→ Problem statement: Pictures are not part of the copy; repeat everything else in the records exactly.

(Rows from a figure dataset)
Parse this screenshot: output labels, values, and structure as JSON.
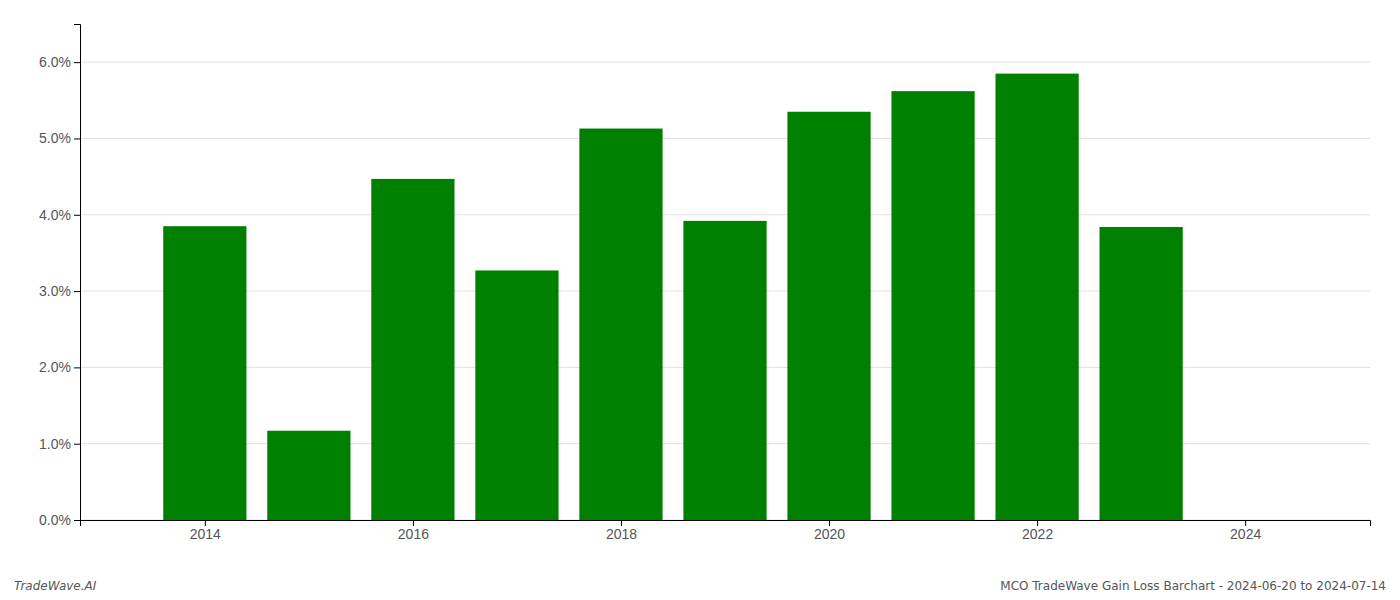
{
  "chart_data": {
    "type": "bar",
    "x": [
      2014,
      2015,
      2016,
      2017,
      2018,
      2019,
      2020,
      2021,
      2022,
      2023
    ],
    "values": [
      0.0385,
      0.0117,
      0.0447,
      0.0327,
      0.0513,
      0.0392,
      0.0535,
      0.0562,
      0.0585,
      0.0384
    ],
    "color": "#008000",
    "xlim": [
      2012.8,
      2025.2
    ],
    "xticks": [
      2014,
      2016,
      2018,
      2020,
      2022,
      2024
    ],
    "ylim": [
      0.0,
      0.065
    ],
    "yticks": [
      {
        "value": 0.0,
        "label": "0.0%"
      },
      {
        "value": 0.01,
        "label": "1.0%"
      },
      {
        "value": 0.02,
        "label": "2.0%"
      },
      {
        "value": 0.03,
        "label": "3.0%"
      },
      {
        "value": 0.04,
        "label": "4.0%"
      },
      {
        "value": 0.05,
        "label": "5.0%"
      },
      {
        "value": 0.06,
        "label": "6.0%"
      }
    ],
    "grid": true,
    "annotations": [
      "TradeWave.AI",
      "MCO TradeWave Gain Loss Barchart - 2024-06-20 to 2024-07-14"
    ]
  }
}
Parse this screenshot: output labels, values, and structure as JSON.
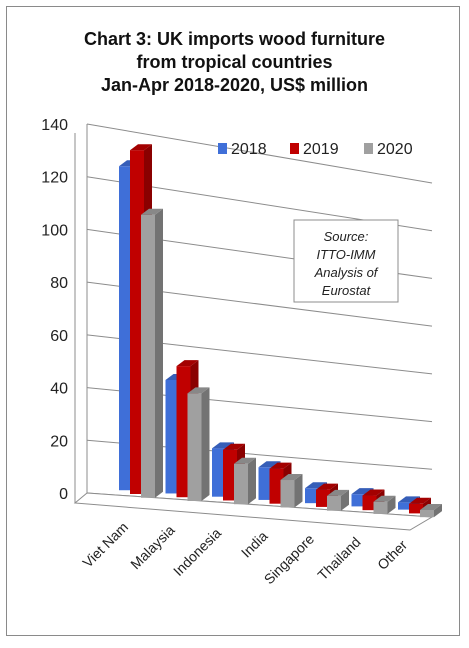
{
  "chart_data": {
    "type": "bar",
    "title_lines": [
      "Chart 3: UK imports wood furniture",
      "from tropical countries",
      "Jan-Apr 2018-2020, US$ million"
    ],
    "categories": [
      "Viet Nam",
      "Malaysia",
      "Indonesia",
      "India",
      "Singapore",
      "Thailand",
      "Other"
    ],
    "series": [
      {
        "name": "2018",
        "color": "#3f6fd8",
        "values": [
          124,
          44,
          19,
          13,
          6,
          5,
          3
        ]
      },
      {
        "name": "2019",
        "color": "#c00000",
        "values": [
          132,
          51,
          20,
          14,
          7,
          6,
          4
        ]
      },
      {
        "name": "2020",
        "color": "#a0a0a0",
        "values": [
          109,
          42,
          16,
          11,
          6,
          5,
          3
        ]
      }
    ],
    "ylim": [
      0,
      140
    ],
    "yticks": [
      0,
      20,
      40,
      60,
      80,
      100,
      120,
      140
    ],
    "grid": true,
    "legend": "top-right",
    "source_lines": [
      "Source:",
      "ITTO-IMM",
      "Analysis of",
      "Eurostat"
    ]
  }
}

→ Completed task:
Parse this screenshot: output labels, values, and structure as JSON.
{
  "chart_data": {
    "type": "bar",
    "x": [
      2014,
      2015,
      2016,
      2017,
      2018,
      2019,
      2020,
      2021,
      2022,
      2023
    ],
    "values": [
      0.0385,
      0.0117,
      0.0447,
      0.0327,
      0.0513,
      0.0392,
      0.0535,
      0.0562,
      0.0585,
      0.0384
    ],
    "color": "#008000",
    "xlim": [
      2012.8,
      2025.2
    ],
    "xticks": [
      2014,
      2016,
      2018,
      2020,
      2022,
      2024
    ],
    "ylim": [
      0.0,
      0.065
    ],
    "yticks": [
      {
        "value": 0.0,
        "label": "0.0%"
      },
      {
        "value": 0.01,
        "label": "1.0%"
      },
      {
        "value": 0.02,
        "label": "2.0%"
      },
      {
        "value": 0.03,
        "label": "3.0%"
      },
      {
        "value": 0.04,
        "label": "4.0%"
      },
      {
        "value": 0.05,
        "label": "5.0%"
      },
      {
        "value": 0.06,
        "label": "6.0%"
      }
    ],
    "grid": true,
    "annotations": [
      "TradeWave.AI",
      "MCO TradeWave Gain Loss Barchart - 2024-06-20 to 2024-07-14"
    ]
  }
}
Parse this screenshot: output labels, values, and structure as JSON.
{
  "chart_data": {
    "type": "bar",
    "title_lines": [
      "Chart 3: UK imports wood furniture",
      "from tropical countries",
      "Jan-Apr 2018-2020, US$ million"
    ],
    "categories": [
      "Viet Nam",
      "Malaysia",
      "Indonesia",
      "India",
      "Singapore",
      "Thailand",
      "Other"
    ],
    "series": [
      {
        "name": "2018",
        "color": "#3f6fd8",
        "values": [
          124,
          44,
          19,
          13,
          6,
          5,
          3
        ]
      },
      {
        "name": "2019",
        "color": "#c00000",
        "values": [
          132,
          51,
          20,
          14,
          7,
          6,
          4
        ]
      },
      {
        "name": "2020",
        "color": "#a0a0a0",
        "values": [
          109,
          42,
          16,
          11,
          6,
          5,
          3
        ]
      }
    ],
    "ylim": [
      0,
      140
    ],
    "yticks": [
      0,
      20,
      40,
      60,
      80,
      100,
      120,
      140
    ],
    "grid": true,
    "legend": "top-right",
    "source_lines": [
      "Source:",
      "ITTO-IMM",
      "Analysis of",
      "Eurostat"
    ]
  }
}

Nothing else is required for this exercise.